§ Goal
What is the number of lines holding the word "заключенного"? Give that number alone.

§ Extracted entries
————
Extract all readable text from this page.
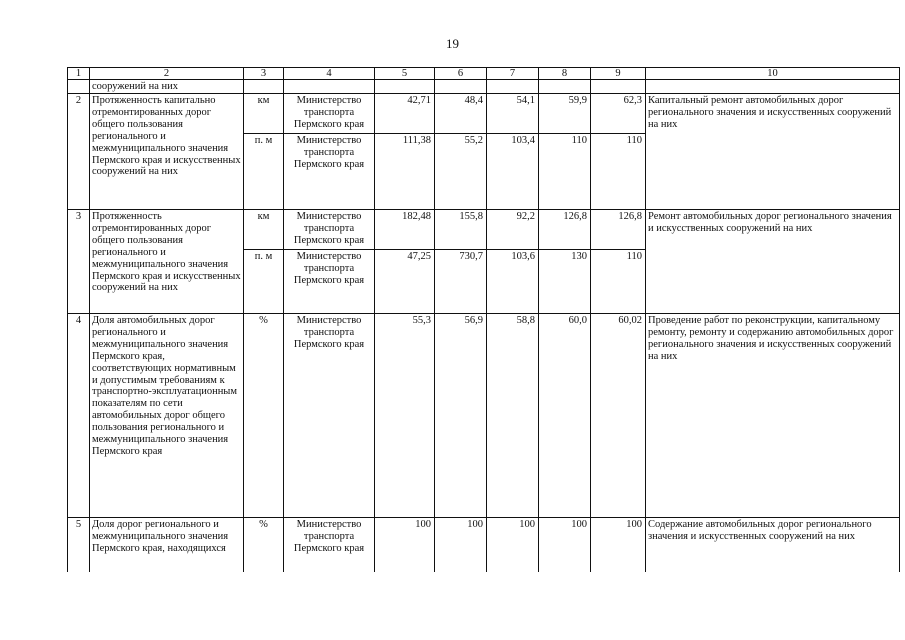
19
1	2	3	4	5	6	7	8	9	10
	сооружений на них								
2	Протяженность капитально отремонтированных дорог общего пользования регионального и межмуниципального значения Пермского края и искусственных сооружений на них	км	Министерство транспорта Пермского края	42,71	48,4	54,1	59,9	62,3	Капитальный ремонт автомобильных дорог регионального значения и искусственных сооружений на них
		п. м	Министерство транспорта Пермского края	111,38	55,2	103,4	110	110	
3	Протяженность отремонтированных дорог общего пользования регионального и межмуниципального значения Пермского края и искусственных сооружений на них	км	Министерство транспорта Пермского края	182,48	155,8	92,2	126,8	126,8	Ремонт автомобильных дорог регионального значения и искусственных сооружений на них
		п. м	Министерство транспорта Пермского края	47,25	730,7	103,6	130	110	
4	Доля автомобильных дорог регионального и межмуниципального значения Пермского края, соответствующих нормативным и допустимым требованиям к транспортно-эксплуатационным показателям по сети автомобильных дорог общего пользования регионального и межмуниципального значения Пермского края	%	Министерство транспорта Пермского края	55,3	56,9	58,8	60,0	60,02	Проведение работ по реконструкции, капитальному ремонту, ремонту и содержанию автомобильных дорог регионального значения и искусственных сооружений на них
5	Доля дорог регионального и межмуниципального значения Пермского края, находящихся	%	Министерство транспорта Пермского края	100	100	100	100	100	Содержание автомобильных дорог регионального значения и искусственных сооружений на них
————
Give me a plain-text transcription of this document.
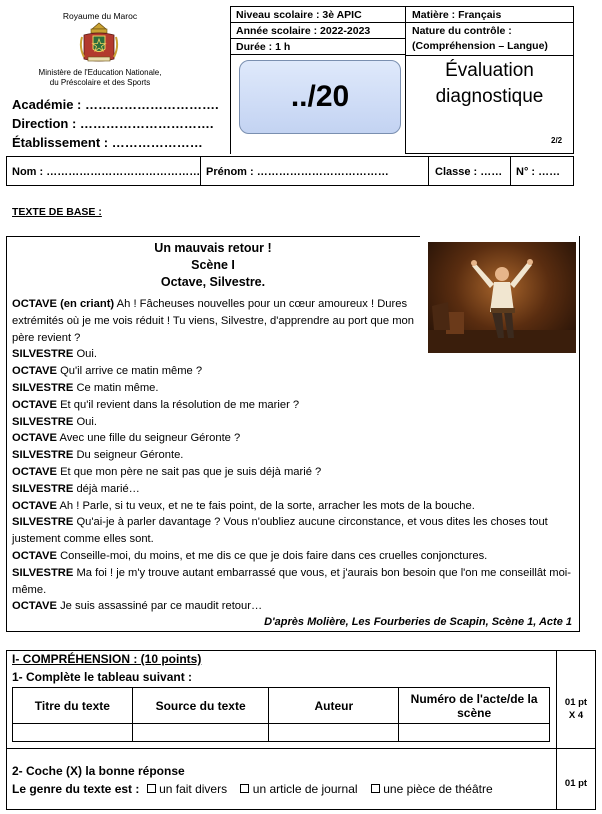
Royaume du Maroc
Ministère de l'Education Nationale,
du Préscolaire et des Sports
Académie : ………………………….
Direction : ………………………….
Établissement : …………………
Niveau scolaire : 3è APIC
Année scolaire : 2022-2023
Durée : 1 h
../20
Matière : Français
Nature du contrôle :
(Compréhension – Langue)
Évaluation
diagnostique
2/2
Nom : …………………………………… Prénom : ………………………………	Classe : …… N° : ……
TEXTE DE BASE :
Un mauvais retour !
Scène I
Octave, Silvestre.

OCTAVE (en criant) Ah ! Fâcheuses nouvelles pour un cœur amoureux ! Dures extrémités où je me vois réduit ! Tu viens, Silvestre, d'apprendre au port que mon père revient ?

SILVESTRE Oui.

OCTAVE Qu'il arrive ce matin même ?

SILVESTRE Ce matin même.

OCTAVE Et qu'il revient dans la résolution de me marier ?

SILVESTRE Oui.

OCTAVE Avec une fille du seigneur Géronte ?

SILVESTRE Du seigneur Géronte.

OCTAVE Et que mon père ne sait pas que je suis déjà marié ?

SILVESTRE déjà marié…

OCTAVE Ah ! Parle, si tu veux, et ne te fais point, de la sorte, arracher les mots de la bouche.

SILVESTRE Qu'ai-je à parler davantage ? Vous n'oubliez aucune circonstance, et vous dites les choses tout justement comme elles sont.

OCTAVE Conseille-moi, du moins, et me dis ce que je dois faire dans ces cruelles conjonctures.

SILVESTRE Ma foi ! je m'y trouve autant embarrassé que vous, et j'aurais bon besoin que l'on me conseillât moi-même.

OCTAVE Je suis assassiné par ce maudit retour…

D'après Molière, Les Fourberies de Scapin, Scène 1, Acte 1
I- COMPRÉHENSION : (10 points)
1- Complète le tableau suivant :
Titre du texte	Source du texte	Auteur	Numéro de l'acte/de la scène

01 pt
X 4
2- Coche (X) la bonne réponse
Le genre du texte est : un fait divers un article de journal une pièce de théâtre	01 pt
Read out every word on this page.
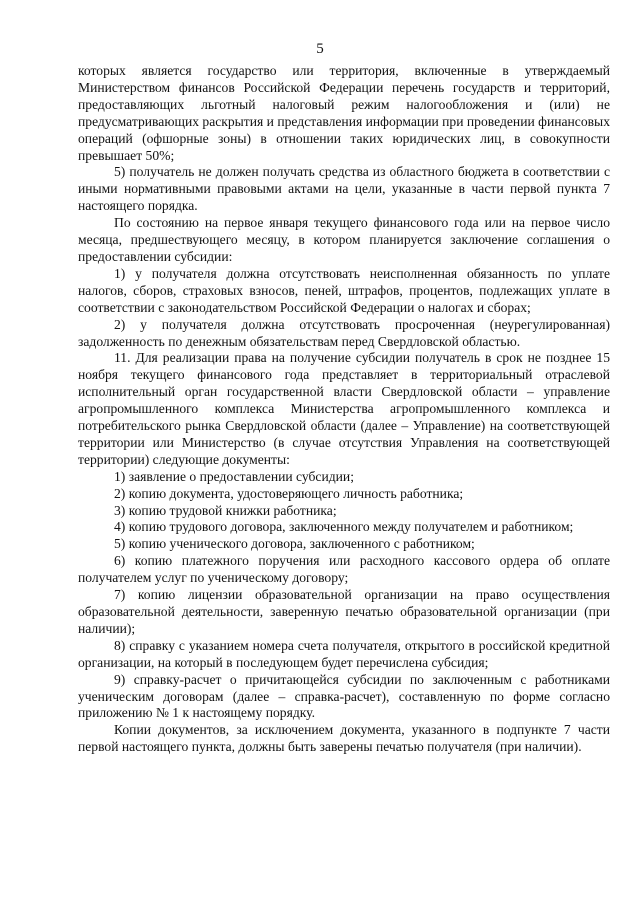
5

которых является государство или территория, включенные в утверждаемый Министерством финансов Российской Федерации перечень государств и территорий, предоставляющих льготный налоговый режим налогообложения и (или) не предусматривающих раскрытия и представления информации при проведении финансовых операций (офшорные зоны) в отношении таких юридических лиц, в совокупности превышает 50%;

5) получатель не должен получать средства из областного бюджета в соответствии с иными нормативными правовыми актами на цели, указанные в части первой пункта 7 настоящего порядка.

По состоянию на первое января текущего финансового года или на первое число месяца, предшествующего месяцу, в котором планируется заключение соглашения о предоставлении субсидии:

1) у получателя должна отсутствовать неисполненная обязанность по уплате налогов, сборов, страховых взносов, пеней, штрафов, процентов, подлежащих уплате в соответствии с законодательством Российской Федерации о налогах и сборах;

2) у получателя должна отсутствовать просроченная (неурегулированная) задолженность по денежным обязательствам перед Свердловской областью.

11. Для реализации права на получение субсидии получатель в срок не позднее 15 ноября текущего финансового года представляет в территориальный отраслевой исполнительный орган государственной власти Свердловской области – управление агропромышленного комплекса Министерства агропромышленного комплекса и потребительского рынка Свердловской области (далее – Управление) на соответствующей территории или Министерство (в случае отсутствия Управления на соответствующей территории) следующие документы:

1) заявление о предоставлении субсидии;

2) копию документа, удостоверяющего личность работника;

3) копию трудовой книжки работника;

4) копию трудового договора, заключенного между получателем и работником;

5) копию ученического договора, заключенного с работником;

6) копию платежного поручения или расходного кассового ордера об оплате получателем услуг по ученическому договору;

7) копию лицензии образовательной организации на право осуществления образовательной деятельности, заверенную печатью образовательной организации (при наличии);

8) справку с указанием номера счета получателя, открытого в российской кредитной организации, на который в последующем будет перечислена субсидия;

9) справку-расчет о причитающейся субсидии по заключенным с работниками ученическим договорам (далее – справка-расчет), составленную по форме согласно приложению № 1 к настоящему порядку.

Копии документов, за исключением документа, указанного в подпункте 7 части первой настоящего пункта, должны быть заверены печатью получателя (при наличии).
————
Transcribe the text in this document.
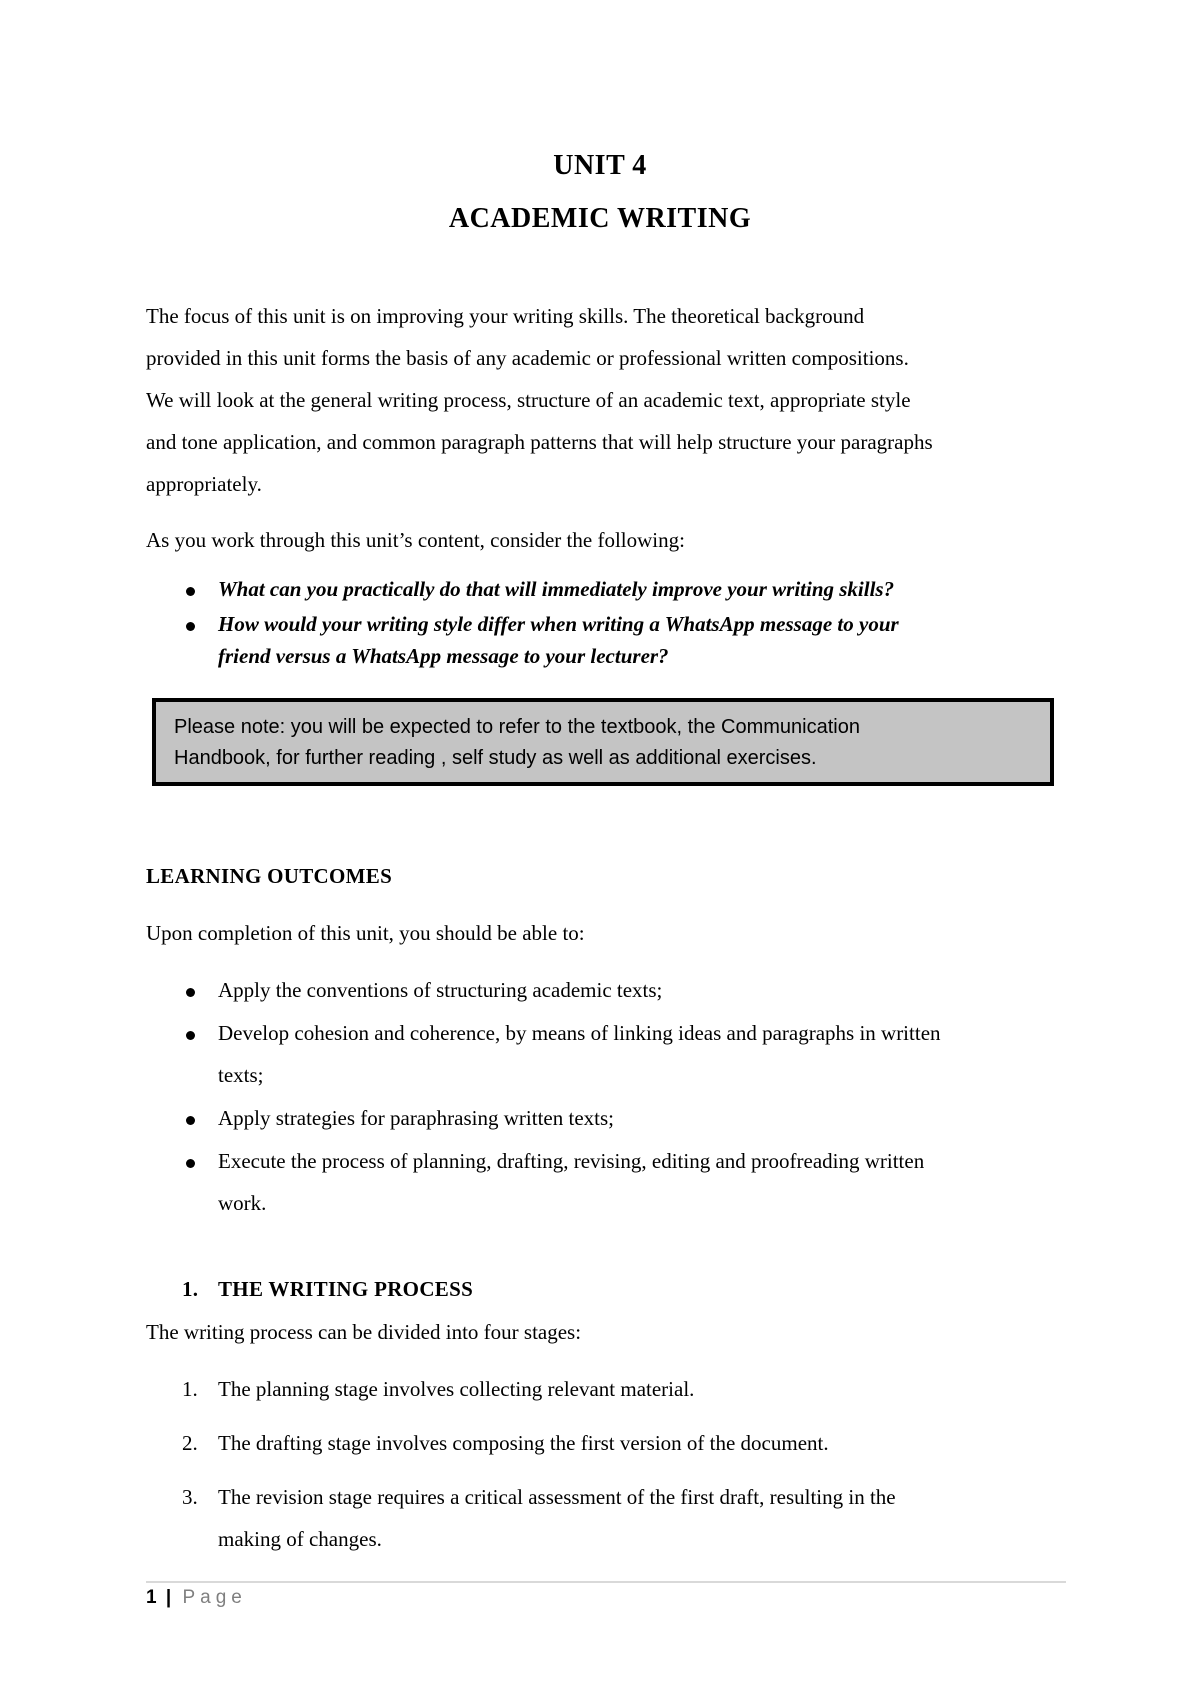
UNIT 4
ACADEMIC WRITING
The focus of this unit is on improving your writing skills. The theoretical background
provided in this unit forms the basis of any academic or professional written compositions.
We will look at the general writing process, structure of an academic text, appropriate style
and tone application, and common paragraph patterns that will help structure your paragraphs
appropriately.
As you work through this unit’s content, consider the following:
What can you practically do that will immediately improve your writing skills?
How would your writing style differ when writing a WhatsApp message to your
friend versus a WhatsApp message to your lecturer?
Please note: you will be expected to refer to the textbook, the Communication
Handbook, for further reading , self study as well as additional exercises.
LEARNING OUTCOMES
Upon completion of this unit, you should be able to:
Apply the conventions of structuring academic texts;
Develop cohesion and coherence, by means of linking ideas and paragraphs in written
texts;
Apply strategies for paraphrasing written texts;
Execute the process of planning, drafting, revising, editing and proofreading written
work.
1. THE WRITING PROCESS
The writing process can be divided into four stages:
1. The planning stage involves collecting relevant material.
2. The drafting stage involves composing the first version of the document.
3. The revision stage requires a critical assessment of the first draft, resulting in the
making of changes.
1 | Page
————
§ Exercise result
2